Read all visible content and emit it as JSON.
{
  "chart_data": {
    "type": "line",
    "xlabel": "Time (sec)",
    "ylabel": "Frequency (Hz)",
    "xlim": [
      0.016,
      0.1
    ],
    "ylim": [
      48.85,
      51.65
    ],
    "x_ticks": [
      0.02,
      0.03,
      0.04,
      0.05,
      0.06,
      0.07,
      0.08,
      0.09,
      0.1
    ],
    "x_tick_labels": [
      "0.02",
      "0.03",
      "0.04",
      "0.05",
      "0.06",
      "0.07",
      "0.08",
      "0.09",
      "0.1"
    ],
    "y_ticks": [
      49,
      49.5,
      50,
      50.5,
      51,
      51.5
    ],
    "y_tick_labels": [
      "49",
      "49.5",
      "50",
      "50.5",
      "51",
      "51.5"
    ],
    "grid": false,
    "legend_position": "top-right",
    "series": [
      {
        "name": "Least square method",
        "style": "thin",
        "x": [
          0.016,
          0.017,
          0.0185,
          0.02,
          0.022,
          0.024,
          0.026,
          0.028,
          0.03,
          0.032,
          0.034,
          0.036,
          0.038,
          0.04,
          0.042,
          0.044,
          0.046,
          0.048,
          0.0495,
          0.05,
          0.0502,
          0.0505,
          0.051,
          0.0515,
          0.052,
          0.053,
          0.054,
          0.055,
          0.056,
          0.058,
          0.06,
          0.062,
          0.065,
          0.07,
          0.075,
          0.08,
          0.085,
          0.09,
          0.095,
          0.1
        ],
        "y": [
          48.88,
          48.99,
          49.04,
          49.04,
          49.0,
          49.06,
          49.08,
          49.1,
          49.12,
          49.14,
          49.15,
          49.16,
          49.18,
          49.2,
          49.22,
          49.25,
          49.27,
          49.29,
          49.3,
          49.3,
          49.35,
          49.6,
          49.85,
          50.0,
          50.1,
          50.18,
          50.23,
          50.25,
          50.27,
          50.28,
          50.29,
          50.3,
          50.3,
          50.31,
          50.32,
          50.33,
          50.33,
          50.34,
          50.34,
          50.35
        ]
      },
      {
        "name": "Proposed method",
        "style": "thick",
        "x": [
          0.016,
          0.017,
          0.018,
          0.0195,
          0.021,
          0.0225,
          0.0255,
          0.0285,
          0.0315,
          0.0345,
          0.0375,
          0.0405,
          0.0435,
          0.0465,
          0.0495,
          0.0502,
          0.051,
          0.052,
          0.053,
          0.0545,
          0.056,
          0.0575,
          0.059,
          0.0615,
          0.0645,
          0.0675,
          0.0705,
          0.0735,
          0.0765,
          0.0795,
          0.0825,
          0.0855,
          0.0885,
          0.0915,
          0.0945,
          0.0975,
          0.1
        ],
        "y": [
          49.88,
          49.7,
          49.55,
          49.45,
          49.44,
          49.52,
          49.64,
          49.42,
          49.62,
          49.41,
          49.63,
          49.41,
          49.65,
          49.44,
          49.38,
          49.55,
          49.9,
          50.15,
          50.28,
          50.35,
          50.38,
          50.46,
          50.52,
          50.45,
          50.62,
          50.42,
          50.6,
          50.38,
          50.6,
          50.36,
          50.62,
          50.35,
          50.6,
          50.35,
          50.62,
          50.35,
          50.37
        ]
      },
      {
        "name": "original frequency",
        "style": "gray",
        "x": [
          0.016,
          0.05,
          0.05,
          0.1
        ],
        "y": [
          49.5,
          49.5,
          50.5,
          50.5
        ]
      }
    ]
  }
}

┄┄┄┄┄┄┄┄┄┄┄┄┄┄┄┄┄┄┄┄

**DIRECTIVE**
Which lines of the data include "name"? Copy each of them.

**OUTPUT**
        "name": "Least square method",
        "name": "Proposed method",
        "name": "original frequency",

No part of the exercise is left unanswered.